◆ WHAT THIS EXERCISE ASKS:
[a] Please answer these questions about the Git index-hash discussion:
(i) Which commit is cited for splitting out the index checksum check?
(ii) What is the configuration option now called that the benchmark description refers to as index.computeHash?
(iii) What mean time is reported for "sha1dc with index.skipHash=false"?
[b] Carry on the Git index-hash discussion from its last sentence.

Ævar Arnfjörð Bjarmason Dec. 7, 2022, 11:06 p.m. UTC | #3
On Wed, Dec 07 2022, Derrick Stolee via GitGitGadget wrote:

> From: Derrick Stolee <derrickstolee@github.com>
> [...]
> While older Git versions will not recognize the null hash as a special
> case, the file format itself is still being met in terms of its
> structure. Using this null hash will still allow Git operations to
> function across older versions.

That's good news, but...

> The one exception is 'git fsck' which checks the hash of the index file.
> This used to be a check on every index read, but was split out to just
> the index in a33fc72fe91 (read-cache: force_verify_index_checksum,
> 2017-04-14).

...uh, what?

Is there an implied claim here that versions before v2.13.0 don't count
as "older versions"?

I.e. doesn't v2.12.0 hard fail the verification for all index writing?
It's only after v2.13.0 that we do it only for the fsck.

That seems like a rather significant caveat that we should be noting
prominently in the docs added in 4/4.

> As a quick comparison, I tested 'git update-index --force-write' with
> and without index.computeHash=false on a copy of the Linux kernel
> repository.

It took me a bit to see why I was failing to reproduce this, before
finding that it's because you mention index.computeHash here, but it's
index.skipHash now.
>
> Benchmark 1: with hash
>   Time (mean ± σ):      46.3 ms ±  13.8 ms    [User: 34.3 ms, System: 11.9 ms]
>   Range (min … max):    34.3 ms …  79.1 ms    82 runs
>
> Benchmark 2: without hash
>   Time (mean ± σ):      26.0 ms ±   7.9 ms    [User: 11.8 ms, System: 14.2 ms]
>   Range (min … max):    16.3 ms …  42.0 ms    69 runs
>
> Summary
>   'without hash' ran
>     1.78 ± 0.76 times faster than 'with hash'

I suggested in
https://lore.kernel.org/git/221207.868rjiam86.gmgdl@evledraar.gmail.com/
earlier to benchmark this against not-sha1collisiondetection.

I don't think I get HW-accelerated SHA-1 on that box with OPENSSL (how
do I check...?). The results on my main development box are:
	
	$ hyperfine -L g sha1dc,openssl -L v false,true -n '{g} with index.skipHash={v}' './git.{g} -c index.skipHash={v} -C /dev/shm/linux-mem update-index --force-write' -w 5 -r 10
	Benchmark 1: sha1dc with index.skipHash=false
	  Time (mean ± σ):      37.0 ms ±   2.3 ms    [User: 30.8 ms, System: 6.0 ms]
	  Range (min … max):    35.1 ms …  41.4 ms    10 runs
	 
	Benchmark 2: openssl with index.skipHash=false
	  Time (mean ± σ):      21.5 ms ±   0.4 ms    [User: 15.0 ms, System: 6.3 ms]
	  Range (min … max):    20.7 ms …  22.0 ms    10 runs
	 
	Benchmark 3: sha1dc with index.skipHash=true
	  Time (mean ± σ):      13.5 ms ±   0.4 ms    [User: 7.9 ms, System: 5.4 ms]
	  Range (min … max):    13.0 ms …  14.2 ms    10 runs
	 
	Benchmark 4: openssl with index.skipHash=true
	  Time (mean ± σ):      14.2 ms ±   0.3 ms    [User: 9.5 ms, System: 4.6 ms]
	  Range (min … max):    13.6 ms …  14.6 ms    10 runs
	 
	Summary
	  'sha1dc with index.skipHash=true' ran
	    1.05 ± 0.04 times faster than 'openssl with index.skipHash=true'
	    1.60 ± 0.05 times faster than 'openssl with index.skipHash=false'
	    2.75 ± 0.19 times faster than 'sha1dc with index.skipHash=false'

So, curiously it's proportionally much slower for me with the hash
checking, and skipping it with openssl is on the order of the results
you see.

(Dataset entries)
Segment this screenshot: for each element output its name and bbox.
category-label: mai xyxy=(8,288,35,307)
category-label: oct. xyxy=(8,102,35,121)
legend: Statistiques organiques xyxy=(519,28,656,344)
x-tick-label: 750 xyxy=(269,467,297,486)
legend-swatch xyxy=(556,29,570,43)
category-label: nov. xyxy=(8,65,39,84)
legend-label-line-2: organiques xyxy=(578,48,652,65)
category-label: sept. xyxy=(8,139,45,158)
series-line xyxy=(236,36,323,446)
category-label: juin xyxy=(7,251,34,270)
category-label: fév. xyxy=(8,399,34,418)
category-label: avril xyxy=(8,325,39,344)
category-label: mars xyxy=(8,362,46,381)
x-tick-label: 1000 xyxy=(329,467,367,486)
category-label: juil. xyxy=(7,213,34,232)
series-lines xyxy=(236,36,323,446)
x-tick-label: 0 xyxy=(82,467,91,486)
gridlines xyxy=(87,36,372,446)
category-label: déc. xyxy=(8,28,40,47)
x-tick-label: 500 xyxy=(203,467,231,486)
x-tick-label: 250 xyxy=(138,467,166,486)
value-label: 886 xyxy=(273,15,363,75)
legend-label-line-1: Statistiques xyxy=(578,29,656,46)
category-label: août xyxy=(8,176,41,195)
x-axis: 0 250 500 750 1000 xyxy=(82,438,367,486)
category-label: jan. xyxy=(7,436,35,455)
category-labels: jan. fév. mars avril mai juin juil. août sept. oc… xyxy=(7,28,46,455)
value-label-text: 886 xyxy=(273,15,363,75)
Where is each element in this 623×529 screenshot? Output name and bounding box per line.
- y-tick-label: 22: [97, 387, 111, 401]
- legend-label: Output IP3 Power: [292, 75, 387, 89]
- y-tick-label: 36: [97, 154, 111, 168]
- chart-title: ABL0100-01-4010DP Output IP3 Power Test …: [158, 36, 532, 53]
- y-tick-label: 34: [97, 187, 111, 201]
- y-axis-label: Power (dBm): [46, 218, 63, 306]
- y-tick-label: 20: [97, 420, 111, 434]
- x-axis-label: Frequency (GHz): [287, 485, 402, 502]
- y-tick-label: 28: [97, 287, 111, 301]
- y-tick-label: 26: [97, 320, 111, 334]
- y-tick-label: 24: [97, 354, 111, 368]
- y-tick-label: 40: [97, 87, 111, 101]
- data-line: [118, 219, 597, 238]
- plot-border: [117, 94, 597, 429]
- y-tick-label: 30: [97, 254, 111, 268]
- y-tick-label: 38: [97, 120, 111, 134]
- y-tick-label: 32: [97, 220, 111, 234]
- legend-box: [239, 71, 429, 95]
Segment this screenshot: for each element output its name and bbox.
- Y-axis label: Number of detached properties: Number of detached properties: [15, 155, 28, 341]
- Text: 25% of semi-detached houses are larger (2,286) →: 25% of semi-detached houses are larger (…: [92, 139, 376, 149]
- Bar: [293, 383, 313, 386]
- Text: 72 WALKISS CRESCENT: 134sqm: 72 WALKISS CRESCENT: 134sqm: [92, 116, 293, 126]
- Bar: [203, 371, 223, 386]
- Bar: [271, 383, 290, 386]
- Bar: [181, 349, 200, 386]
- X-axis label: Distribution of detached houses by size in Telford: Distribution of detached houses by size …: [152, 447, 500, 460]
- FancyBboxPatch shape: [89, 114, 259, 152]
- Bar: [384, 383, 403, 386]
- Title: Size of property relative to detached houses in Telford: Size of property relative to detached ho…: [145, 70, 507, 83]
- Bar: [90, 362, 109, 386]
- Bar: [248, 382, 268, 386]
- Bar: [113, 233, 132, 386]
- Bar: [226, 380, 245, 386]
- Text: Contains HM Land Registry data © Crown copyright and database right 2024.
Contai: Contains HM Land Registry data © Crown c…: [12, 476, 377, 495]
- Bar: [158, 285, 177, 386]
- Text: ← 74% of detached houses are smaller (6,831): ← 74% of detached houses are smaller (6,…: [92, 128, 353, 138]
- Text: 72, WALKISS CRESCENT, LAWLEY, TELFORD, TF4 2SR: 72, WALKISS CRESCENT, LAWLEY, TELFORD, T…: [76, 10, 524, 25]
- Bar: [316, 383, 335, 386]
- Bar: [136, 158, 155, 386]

◆ RESULTS IN ORDER:
[a]
(i) a33fc72fe91 (read-cache: force_verify_index_checksum, 2017-04-14)
(ii) index.skipHash
(iii) 37.0 ms ± 2.3 ms

[b]
Junio C Hamano Dec. 8, 2022, 12:05 a.m. UTC | #4
Ævar Arnfjörð Bjarmason <avarab@gmail.com> writes:

> Is there an implied claim here that versions before v2.13.0 don't count
> as "older versions"?
>
> I.e. doesn't v2.12.0 hard fail the verification for all index writing?
> It's only after v2.13.0 that we do it only for the fsck.
>
> That seems like a rather significant caveat that we should be noting
> prominently in the docs added in 4/4.

True enough.

It seems that we only did security releases from 2.30.x track and
upwards for the past year or so, and anything older may not matter
anymore.  Documenting it should be sufficient.

I actually was wondering what impact it would have if we made this
change unconditionally.

Thanks.
Derrick Stolee Dec. 12, 2022, 1:59 p.m. UTC | #5
On 12/7/2022 1:59 PM, Eric Sunshine wrote:
> On Wed, Dec 7, 2022 at 12:27 PM Derrick Stolee via GitGitGadget
> <gitgitgadget@gmail.com> wrote:
>> +If you enable `index.skipHash`, then older Git clients may report that
>> +your index is corrupt during `git fsck`.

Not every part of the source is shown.